* begin Data for this task *

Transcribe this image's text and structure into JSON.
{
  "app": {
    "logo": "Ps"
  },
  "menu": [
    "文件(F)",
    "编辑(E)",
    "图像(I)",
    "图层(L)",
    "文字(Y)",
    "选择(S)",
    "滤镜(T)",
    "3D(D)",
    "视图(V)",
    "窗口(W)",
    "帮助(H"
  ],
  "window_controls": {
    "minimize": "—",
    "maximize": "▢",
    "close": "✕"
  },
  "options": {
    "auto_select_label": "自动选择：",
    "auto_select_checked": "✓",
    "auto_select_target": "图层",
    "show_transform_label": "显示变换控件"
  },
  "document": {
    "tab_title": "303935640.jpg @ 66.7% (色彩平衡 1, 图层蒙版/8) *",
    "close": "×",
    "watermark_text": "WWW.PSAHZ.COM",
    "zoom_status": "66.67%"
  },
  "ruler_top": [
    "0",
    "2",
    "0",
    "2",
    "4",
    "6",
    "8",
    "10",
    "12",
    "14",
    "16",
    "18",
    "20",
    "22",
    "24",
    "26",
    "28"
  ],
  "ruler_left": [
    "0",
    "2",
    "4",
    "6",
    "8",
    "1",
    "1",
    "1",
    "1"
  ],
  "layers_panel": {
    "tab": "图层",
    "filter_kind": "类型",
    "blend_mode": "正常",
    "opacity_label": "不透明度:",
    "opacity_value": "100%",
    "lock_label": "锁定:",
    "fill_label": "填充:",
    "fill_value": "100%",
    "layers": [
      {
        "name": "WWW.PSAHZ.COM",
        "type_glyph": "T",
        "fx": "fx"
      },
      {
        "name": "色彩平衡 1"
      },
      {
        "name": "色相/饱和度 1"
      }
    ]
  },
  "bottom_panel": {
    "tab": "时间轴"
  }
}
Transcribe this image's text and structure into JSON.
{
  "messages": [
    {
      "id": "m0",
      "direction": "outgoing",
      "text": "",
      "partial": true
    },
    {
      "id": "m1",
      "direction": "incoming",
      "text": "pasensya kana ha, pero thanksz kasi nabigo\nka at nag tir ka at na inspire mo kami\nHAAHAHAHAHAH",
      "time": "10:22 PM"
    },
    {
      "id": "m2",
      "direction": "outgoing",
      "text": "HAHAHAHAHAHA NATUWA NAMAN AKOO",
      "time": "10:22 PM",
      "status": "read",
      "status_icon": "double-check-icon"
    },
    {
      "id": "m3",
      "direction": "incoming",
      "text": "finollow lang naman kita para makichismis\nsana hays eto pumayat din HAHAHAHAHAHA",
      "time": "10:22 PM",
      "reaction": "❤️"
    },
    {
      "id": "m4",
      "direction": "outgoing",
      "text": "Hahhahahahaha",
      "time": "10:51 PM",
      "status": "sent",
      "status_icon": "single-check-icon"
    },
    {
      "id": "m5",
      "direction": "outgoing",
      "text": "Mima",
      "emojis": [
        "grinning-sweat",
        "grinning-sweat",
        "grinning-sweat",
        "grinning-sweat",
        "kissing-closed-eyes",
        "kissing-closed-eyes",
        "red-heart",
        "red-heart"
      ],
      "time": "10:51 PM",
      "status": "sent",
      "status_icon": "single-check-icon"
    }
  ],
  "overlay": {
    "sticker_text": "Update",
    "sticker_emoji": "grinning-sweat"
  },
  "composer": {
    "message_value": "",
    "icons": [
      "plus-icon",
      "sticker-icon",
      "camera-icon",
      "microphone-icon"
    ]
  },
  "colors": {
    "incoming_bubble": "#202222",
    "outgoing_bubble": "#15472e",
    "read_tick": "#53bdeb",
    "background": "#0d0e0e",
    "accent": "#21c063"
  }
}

* end Data for this task *

Please copy out each record, character for character.

▶ [Worked solution]
Transcribe this image's text and structure into JSON.
{
  "app": {
    "logo": "Ps"
  },
  "menu": [
    "文件(F)",
    "编辑(E)",
    "图像(I)",
    "图层(L)",
    "文字(Y)",
    "选择(S)",
    "滤镜(T)",
    "3D(D)",
    "视图(V)",
    "窗口(W)",
    "帮助(H"
  ],
  "window_controls": {
    "minimize": "—",
    "maximize": "▢",
    "close": "✕"
  },
  "options": {
    "auto_select_label": "自动选择：",
    "auto_select_checked": "✓",
    "auto_select_target": "图层",
    "show_transform_label": "显示变换控件"
  },
  "document": {
    "tab_title": "303935640.jpg @ 66.7% (色彩平衡 1, 图层蒙版/8) *",
    "close": "×",
    "watermark_text": "WWW.PSAHZ.COM",
    "zoom_status": "66.67%"
  },
  "ruler_top": [
    "0",
    "2",
    "0",
    "2",
    "4",
    "6",
    "8",
    "10",
    "12",
    "14",
    "16",
    "18",
    "20",
    "22",
    "24",
    "26",
    "28"
  ],
  "ruler_left": [
    "0",
    "2",
    "4",
    "6",
    "8",
    "1",
    "1",
    "1",
    "1"
  ],
  "layers_panel": {
    "tab": "图层",
    "filter_kind": "类型",
    "blend_mode": "正常",
    "opacity_label": "不透明度:",
    "opacity_value": "100%",
    "lock_label": "锁定:",
    "fill_label": "填充:",
    "fill_value": "100%",
    "layers": [
      {
        "name": "WWW.PSAHZ.COM",
        "type_glyph": "T",
        "fx": "fx"
      },
      {
        "name": "色彩平衡 1"
      },
      {
        "name": "色相/饱和度 1"
      }
    ]
  },
  "bottom_panel": {
    "tab": "时间轴"
  }
}
Transcribe this image's text and structure into JSON.
{
  "messages": [
    {
      "id": "m0",
      "direction": "outgoing",
      "text": "",
      "partial": true
    },
    {
      "id": "m1",
      "direction": "incoming",
      "text": "pasensya kana ha, pero thanksz kasi nabigo\nka at nag tir ka at na inspire mo kami\nHAAHAHAHAHAH",
      "time": "10:22 PM"
    },
    {
      "id": "m2",
      "direction": "outgoing",
      "text": "HAHAHAHAHAHA NATUWA NAMAN AKOO",
      "time": "10:22 PM",
      "status": "read",
      "status_icon": "double-check-icon"
    },
    {
      "id": "m3",
      "direction": "incoming",
      "text": "finollow lang naman kita para makichismis\nsana hays eto pumayat din HAHAHAHAHAHA",
      "time": "10:22 PM",
      "reaction": "❤️"
    },
    {
      "id": "m4",
      "direction": "outgoing",
      "text": "Hahhahahahaha",
      "time": "10:51 PM",
      "status": "sent",
      "status_icon": "single-check-icon"
    },
    {
      "id": "m5",
      "direction": "outgoing",
      "text": "Mima",
      "emojis": [
        "grinning-sweat",
        "grinning-sweat",
        "grinning-sweat",
        "grinning-sweat",
        "kissing-closed-eyes",
        "kissing-closed-eyes",
        "red-heart",
        "red-heart"
      ],
      "time": "10:51 PM",
      "status": "sent",
      "status_icon": "single-check-icon"
    }
  ],
  "overlay": {
    "sticker_text": "Update",
    "sticker_emoji": "grinning-sweat"
  },
  "composer": {
    "message_value": "",
    "icons": [
      "plus-icon",
      "sticker-icon",
      "camera-icon",
      "microphone-icon"
    ]
  },
  "colors": {
    "incoming_bubble": "#202222",
    "outgoing_bubble": "#15472e",
    "read_tick": "#53bdeb",
    "background": "#0d0e0e",
    "accent": "#21c063"
  }
}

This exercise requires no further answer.